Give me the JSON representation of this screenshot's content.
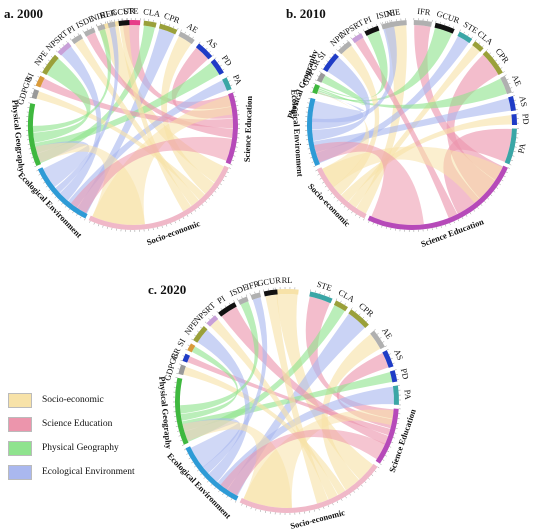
{
  "colors": {
    "Socio-economic": "#f7e2a8",
    "Science Education": "#ec95ac",
    "Physical Geography": "#8fe38e",
    "Ecological Environment": "#aab8ef"
  },
  "legend": [
    {
      "label": "Socio-economic",
      "color": "#f7e2a8"
    },
    {
      "label": "Science Education",
      "color": "#ec95ac"
    },
    {
      "label": "Physical Geography",
      "color": "#8fe38e"
    },
    {
      "label": "Ecological Environment",
      "color": "#aab8ef"
    }
  ],
  "panels": [
    {
      "title": "a. 2000",
      "sectors": [
        {
          "label": "RL",
          "color": "#f7e2a8"
        },
        {
          "label": "STE",
          "color": "#e73c8a"
        },
        {
          "label": "CLA",
          "color": "#9aa03a"
        },
        {
          "label": "CPR",
          "color": "#9aa03a"
        },
        {
          "label": "AE",
          "color": "#b0b0b0"
        },
        {
          "label": "AS",
          "color": "#1f3cc6"
        },
        {
          "label": "PD",
          "color": "#1f3cc6"
        },
        {
          "label": "PA",
          "color": "#3aa6a6"
        },
        {
          "label": "Science Education",
          "color": "#b64ab9"
        },
        {
          "label": "Socio-economic",
          "color": "#f0b8c8"
        },
        {
          "label": "Ecological Environment",
          "color": "#2e9bd6"
        },
        {
          "label": "Physical Geography",
          "color": "#3fb83f"
        },
        {
          "label": "GDPGR",
          "color": "#999999"
        },
        {
          "label": "SI",
          "color": "#d99a3a"
        },
        {
          "label": "NPE",
          "color": "#9aa03a"
        },
        {
          "label": "NPSRT",
          "color": "#c8a0d8"
        },
        {
          "label": "PI",
          "color": "#b0b0b0"
        },
        {
          "label": "ISDE",
          "color": "#b0b0b0"
        },
        {
          "label": "NIE",
          "color": "#b0b0b0"
        },
        {
          "label": "IFR",
          "color": "#b0b0b0"
        },
        {
          "label": "GCUR",
          "color": "#111111"
        }
      ]
    },
    {
      "title": "b. 2010",
      "sectors": [
        {
          "label": "NIE",
          "color": "#b0b0b0"
        },
        {
          "label": "IFR",
          "color": "#b0b0b0"
        },
        {
          "label": "GCUR",
          "color": "#111111"
        },
        {
          "label": "STE",
          "color": "#3aa6a6"
        },
        {
          "label": "CLA",
          "color": "#9aa03a"
        },
        {
          "label": "CPR",
          "color": "#9aa03a"
        },
        {
          "label": "AE",
          "color": "#b0b0b0"
        },
        {
          "label": "AS",
          "color": "#1f3cc6"
        },
        {
          "label": "PD",
          "color": "#1f3cc6"
        },
        {
          "label": "PA",
          "color": "#3aa6a6"
        },
        {
          "label": "Science Education",
          "color": "#b64ab9"
        },
        {
          "label": "Socio-economic",
          "color": "#f0b8c8"
        },
        {
          "label": "Ecological Environment",
          "color": "#2e9bd6"
        },
        {
          "label": "Physical Geography",
          "color": "#3fb83f"
        },
        {
          "label": "GDPGR",
          "color": "#999999"
        },
        {
          "label": "SI",
          "color": "#1f3cc6"
        },
        {
          "label": "NPE",
          "color": "#b0b0b0"
        },
        {
          "label": "NPSRT",
          "color": "#c8a0d8"
        },
        {
          "label": "PI",
          "color": "#111111"
        },
        {
          "label": "ISDE",
          "color": "#b0b0b0"
        }
      ]
    },
    {
      "title": "c. 2020",
      "sectors": [
        {
          "label": "RL",
          "color": "#f7e2a8"
        },
        {
          "label": "STE",
          "color": "#3aa6a6"
        },
        {
          "label": "CLA",
          "color": "#9aa03a"
        },
        {
          "label": "CPR",
          "color": "#9aa03a"
        },
        {
          "label": "AE",
          "color": "#b0b0b0"
        },
        {
          "label": "AS",
          "color": "#1f3cc6"
        },
        {
          "label": "PD",
          "color": "#1f3cc6"
        },
        {
          "label": "PA",
          "color": "#3aa6a6"
        },
        {
          "label": "Science Education",
          "color": "#b64ab9"
        },
        {
          "label": "Socio-economic",
          "color": "#f0b8c8"
        },
        {
          "label": "Ecological Environment",
          "color": "#2e9bd6"
        },
        {
          "label": "Physical Geography",
          "color": "#3fb83f"
        },
        {
          "label": "GDPGR",
          "color": "#999999"
        },
        {
          "label": "GR",
          "color": "#1f3cc6"
        },
        {
          "label": "SI",
          "color": "#d99a3a"
        },
        {
          "label": "NPE",
          "color": "#9aa03a"
        },
        {
          "label": "NPSRT",
          "color": "#c8a0d8"
        },
        {
          "label": "PI",
          "color": "#111111"
        },
        {
          "label": "ISDE",
          "color": "#b0b0b0"
        },
        {
          "label": "IFR",
          "color": "#b0b0b0"
        },
        {
          "label": "GCUR",
          "color": "#111111"
        }
      ]
    }
  ]
}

_ _ _ _ _

Given exercise -
Repeat each line of the records above exactly, but do not copy the pictures.

Solved problem -
Give me the JSON representation of this screenshot's content.
{
  "colors": {
    "Socio-economic": "#f7e2a8",
    "Science Education": "#ec95ac",
    "Physical Geography": "#8fe38e",
    "Ecological Environment": "#aab8ef"
  },
  "legend": [
    {
      "label": "Socio-economic",
      "color": "#f7e2a8"
    },
    {
      "label": "Science Education",
      "color": "#ec95ac"
    },
    {
      "label": "Physical Geography",
      "color": "#8fe38e"
    },
    {
      "label": "Ecological Environment",
      "color": "#aab8ef"
    }
  ],
  "panels": [
    {
      "title": "a. 2000",
      "sectors": [
        {
          "label": "RL",
          "color": "#f7e2a8"
        },
        {
          "label": "STE",
          "color": "#e73c8a"
        },
        {
          "label": "CLA",
          "color": "#9aa03a"
        },
        {
          "label": "CPR",
          "color": "#9aa03a"
        },
        {
          "label": "AE",
          "color": "#b0b0b0"
        },
        {
          "label": "AS",
          "color": "#1f3cc6"
        },
        {
          "label": "PD",
          "color": "#1f3cc6"
        },
        {
          "label": "PA",
          "color": "#3aa6a6"
        },
        {
          "label": "Science Education",
          "color": "#b64ab9"
        },
        {
          "label": "Socio-economic",
          "color": "#f0b8c8"
        },
        {
          "label": "Ecological Environment",
          "color": "#2e9bd6"
        },
        {
          "label": "Physical Geography",
          "color": "#3fb83f"
        },
        {
          "label": "GDPGR",
          "color": "#999999"
        },
        {
          "label": "SI",
          "color": "#d99a3a"
        },
        {
          "label": "NPE",
          "color": "#9aa03a"
        },
        {
          "label": "NPSRT",
          "color": "#c8a0d8"
        },
        {
          "label": "PI",
          "color": "#b0b0b0"
        },
        {
          "label": "ISDE",
          "color": "#b0b0b0"
        },
        {
          "label": "NIE",
          "color": "#b0b0b0"
        },
        {
          "label": "IFR",
          "color": "#b0b0b0"
        },
        {
          "label": "GCUR",
          "color": "#111111"
        }
      ]
    },
    {
      "title": "b. 2010",
      "sectors": [
        {
          "label": "NIE",
          "color": "#b0b0b0"
        },
        {
          "label": "IFR",
          "color": "#b0b0b0"
        },
        {
          "label": "GCUR",
          "color": "#111111"
        },
        {
          "label": "STE",
          "color": "#3aa6a6"
        },
        {
          "label": "CLA",
          "color": "#9aa03a"
        },
        {
          "label": "CPR",
          "color": "#9aa03a"
        },
        {
          "label": "AE",
          "color": "#b0b0b0"
        },
        {
          "label": "AS",
          "color": "#1f3cc6"
        },
        {
          "label": "PD",
          "color": "#1f3cc6"
        },
        {
          "label": "PA",
          "color": "#3aa6a6"
        },
        {
          "label": "Science Education",
          "color": "#b64ab9"
        },
        {
          "label": "Socio-economic",
          "color": "#f0b8c8"
        },
        {
          "label": "Ecological Environment",
          "color": "#2e9bd6"
        },
        {
          "label": "Physical Geography",
          "color": "#3fb83f"
        },
        {
          "label": "GDPGR",
          "color": "#999999"
        },
        {
          "label": "SI",
          "color": "#1f3cc6"
        },
        {
          "label": "NPE",
          "color": "#b0b0b0"
        },
        {
          "label": "NPSRT",
          "color": "#c8a0d8"
        },
        {
          "label": "PI",
          "color": "#111111"
        },
        {
          "label": "ISDE",
          "color": "#b0b0b0"
        }
      ]
    },
    {
      "title": "c. 2020",
      "sectors": [
        {
          "label": "RL",
          "color": "#f7e2a8"
        },
        {
          "label": "STE",
          "color": "#3aa6a6"
        },
        {
          "label": "CLA",
          "color": "#9aa03a"
        },
        {
          "label": "CPR",
          "color": "#9aa03a"
        },
        {
          "label": "AE",
          "color": "#b0b0b0"
        },
        {
          "label": "AS",
          "color": "#1f3cc6"
        },
        {
          "label": "PD",
          "color": "#1f3cc6"
        },
        {
          "label": "PA",
          "color": "#3aa6a6"
        },
        {
          "label": "Science Education",
          "color": "#b64ab9"
        },
        {
          "label": "Socio-economic",
          "color": "#f0b8c8"
        },
        {
          "label": "Ecological Environment",
          "color": "#2e9bd6"
        },
        {
          "label": "Physical Geography",
          "color": "#3fb83f"
        },
        {
          "label": "GDPGR",
          "color": "#999999"
        },
        {
          "label": "GR",
          "color": "#1f3cc6"
        },
        {
          "label": "SI",
          "color": "#d99a3a"
        },
        {
          "label": "NPE",
          "color": "#9aa03a"
        },
        {
          "label": "NPSRT",
          "color": "#c8a0d8"
        },
        {
          "label": "PI",
          "color": "#111111"
        },
        {
          "label": "ISDE",
          "color": "#b0b0b0"
        },
        {
          "label": "IFR",
          "color": "#b0b0b0"
        },
        {
          "label": "GCUR",
          "color": "#111111"
        }
      ]
    }
  ]
}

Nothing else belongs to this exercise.